PROBLEM TO SOLVE — The entries are to be written out word for word, with their images left out.

DATA UNDER STUDY —

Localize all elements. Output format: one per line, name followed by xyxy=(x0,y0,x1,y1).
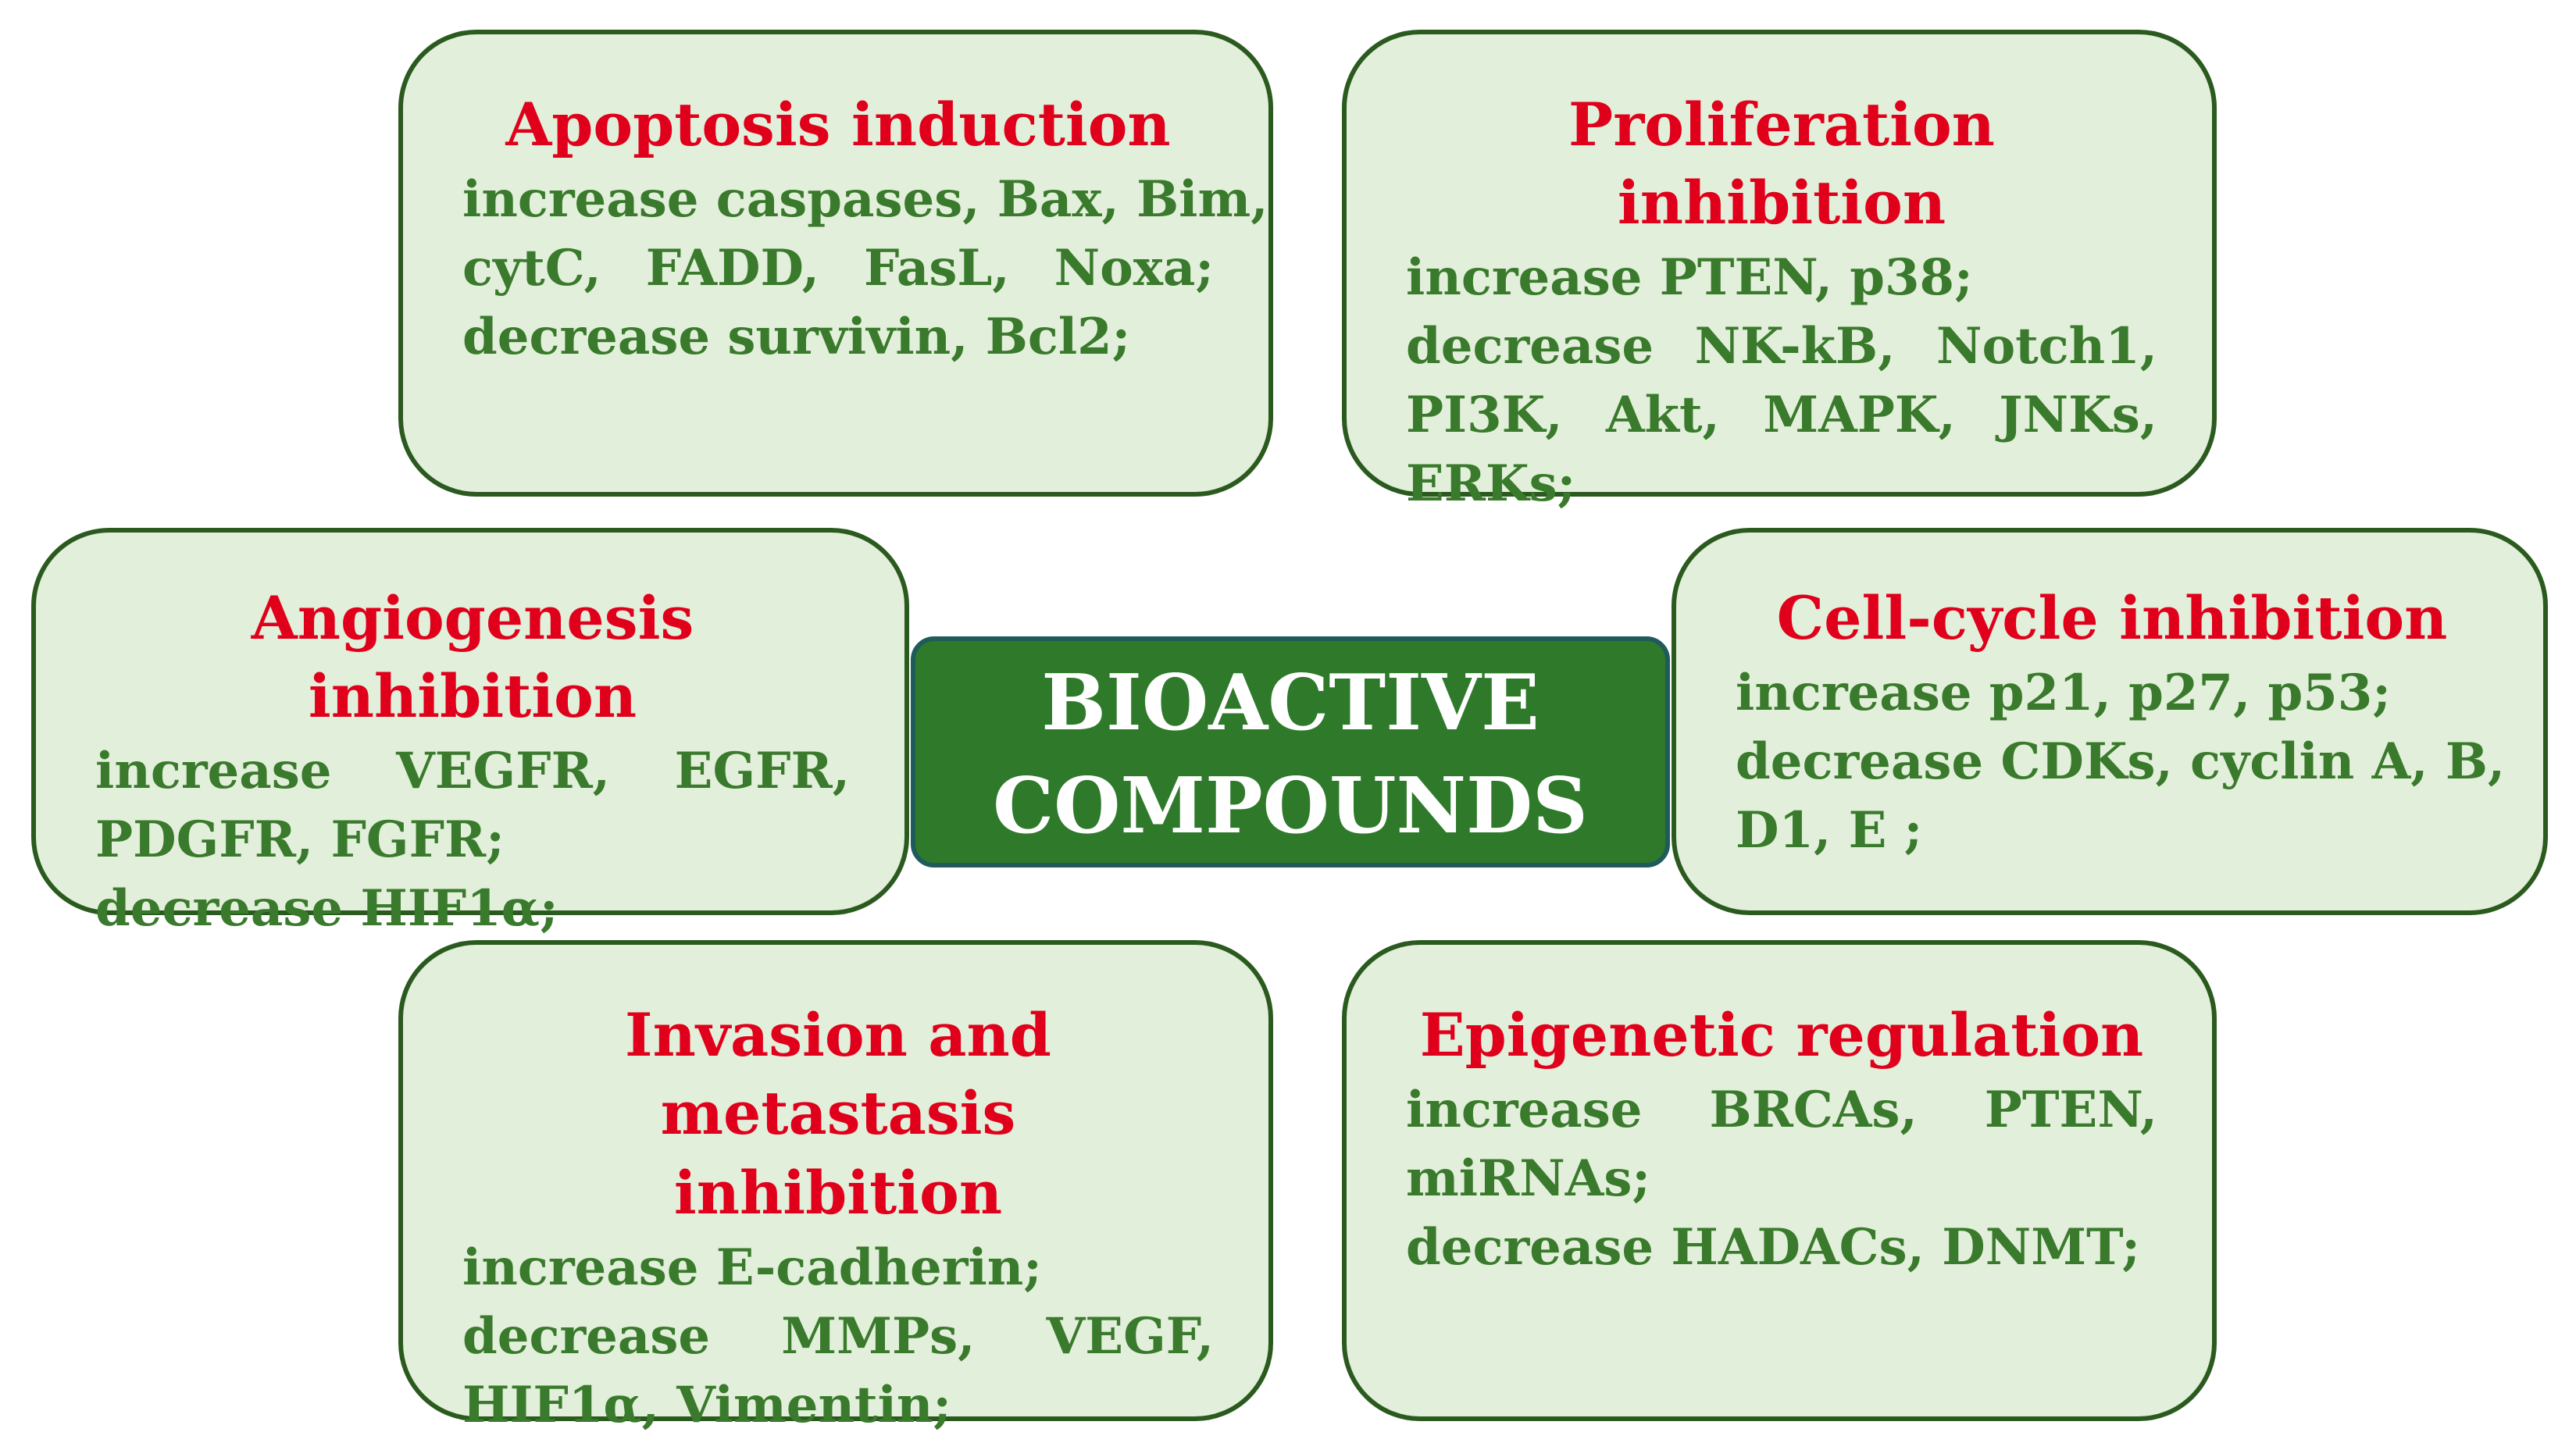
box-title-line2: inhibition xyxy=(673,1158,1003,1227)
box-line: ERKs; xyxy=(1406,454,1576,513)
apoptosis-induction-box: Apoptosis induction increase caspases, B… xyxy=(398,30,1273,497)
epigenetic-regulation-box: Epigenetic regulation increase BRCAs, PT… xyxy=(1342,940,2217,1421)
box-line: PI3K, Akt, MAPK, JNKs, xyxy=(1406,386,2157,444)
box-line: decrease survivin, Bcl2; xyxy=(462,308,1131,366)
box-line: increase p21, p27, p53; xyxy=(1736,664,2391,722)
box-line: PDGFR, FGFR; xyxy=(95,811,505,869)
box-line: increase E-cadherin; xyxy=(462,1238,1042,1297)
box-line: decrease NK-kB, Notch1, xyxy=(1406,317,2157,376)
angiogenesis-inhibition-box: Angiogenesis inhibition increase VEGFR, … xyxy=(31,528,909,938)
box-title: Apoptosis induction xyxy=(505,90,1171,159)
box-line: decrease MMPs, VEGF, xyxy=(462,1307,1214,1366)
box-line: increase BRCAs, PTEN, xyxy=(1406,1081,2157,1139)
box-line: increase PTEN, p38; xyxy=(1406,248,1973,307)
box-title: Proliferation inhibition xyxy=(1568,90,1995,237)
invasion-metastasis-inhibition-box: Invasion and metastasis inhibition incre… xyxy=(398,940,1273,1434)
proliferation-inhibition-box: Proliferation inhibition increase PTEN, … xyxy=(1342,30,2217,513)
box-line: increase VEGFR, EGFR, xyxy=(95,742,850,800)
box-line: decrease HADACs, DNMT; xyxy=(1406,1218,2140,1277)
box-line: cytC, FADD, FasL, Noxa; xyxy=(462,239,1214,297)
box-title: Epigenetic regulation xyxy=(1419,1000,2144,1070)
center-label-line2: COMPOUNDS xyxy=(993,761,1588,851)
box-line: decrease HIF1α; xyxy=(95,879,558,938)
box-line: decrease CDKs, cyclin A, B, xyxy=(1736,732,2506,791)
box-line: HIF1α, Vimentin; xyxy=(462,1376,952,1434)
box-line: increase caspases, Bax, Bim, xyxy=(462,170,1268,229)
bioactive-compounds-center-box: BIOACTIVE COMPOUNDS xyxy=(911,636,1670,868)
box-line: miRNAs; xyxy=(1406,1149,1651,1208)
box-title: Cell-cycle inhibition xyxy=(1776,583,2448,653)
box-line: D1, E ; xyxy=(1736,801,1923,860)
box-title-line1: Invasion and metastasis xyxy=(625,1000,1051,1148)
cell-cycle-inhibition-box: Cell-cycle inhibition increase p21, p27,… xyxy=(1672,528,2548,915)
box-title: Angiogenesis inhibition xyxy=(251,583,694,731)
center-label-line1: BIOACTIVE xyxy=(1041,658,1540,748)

COMPLETED TASK —
Localize all elements. Output format: one per line, name followed by xyxy=(x0,y0,x1,y1).
box-title-line2: inhibition xyxy=(673,1158,1003,1227)
box-line: ERKs; xyxy=(1406,454,1576,513)
apoptosis-induction-box: Apoptosis induction increase caspases, B… xyxy=(398,30,1273,497)
epigenetic-regulation-box: Epigenetic regulation increase BRCAs, PT… xyxy=(1342,940,2217,1421)
box-line: PI3K, Akt, MAPK, JNKs, xyxy=(1406,386,2157,444)
box-line: decrease survivin, Bcl2; xyxy=(462,308,1131,366)
box-line: increase p21, p27, p53; xyxy=(1736,664,2391,722)
box-line: PDGFR, FGFR; xyxy=(95,811,505,869)
box-line: increase E-cadherin; xyxy=(462,1238,1042,1297)
box-line: decrease NK-kB, Notch1, xyxy=(1406,317,2157,376)
angiogenesis-inhibition-box: Angiogenesis inhibition increase VEGFR, … xyxy=(31,528,909,938)
box-title: Apoptosis induction xyxy=(505,90,1171,159)
box-line: decrease MMPs, VEGF, xyxy=(462,1307,1214,1366)
box-line: increase BRCAs, PTEN, xyxy=(1406,1081,2157,1139)
box-line: increase PTEN, p38; xyxy=(1406,248,1973,307)
box-title: Proliferation inhibition xyxy=(1568,90,1995,237)
invasion-metastasis-inhibition-box: Invasion and metastasis inhibition incre… xyxy=(398,940,1273,1434)
proliferation-inhibition-box: Proliferation inhibition increase PTEN, … xyxy=(1342,30,2217,513)
box-line: increase VEGFR, EGFR, xyxy=(95,742,850,800)
box-line: decrease HADACs, DNMT; xyxy=(1406,1218,2140,1277)
box-line: cytC, FADD, FasL, Noxa; xyxy=(462,239,1214,297)
box-title: Epigenetic regulation xyxy=(1419,1000,2144,1070)
center-label-line2: COMPOUNDS xyxy=(993,761,1588,851)
box-line: decrease HIF1α; xyxy=(95,879,558,938)
box-line: decrease CDKs, cyclin A, B, xyxy=(1736,732,2506,791)
box-line: HIF1α, Vimentin; xyxy=(462,1376,952,1434)
box-line: increase caspases, Bax, Bim, xyxy=(462,170,1268,229)
bioactive-compounds-center-box: BIOACTIVE COMPOUNDS xyxy=(911,636,1670,868)
box-line: miRNAs; xyxy=(1406,1149,1651,1208)
box-title: Cell-cycle inhibition xyxy=(1776,583,2448,653)
box-line: D1, E ; xyxy=(1736,801,1923,860)
box-title-line1: Invasion and metastasis xyxy=(625,1000,1051,1148)
cell-cycle-inhibition-box: Cell-cycle inhibition increase p21, p27,… xyxy=(1672,528,2548,915)
box-title: Angiogenesis inhibition xyxy=(251,583,694,731)
center-label-line1: BIOACTIVE xyxy=(1041,658,1540,748)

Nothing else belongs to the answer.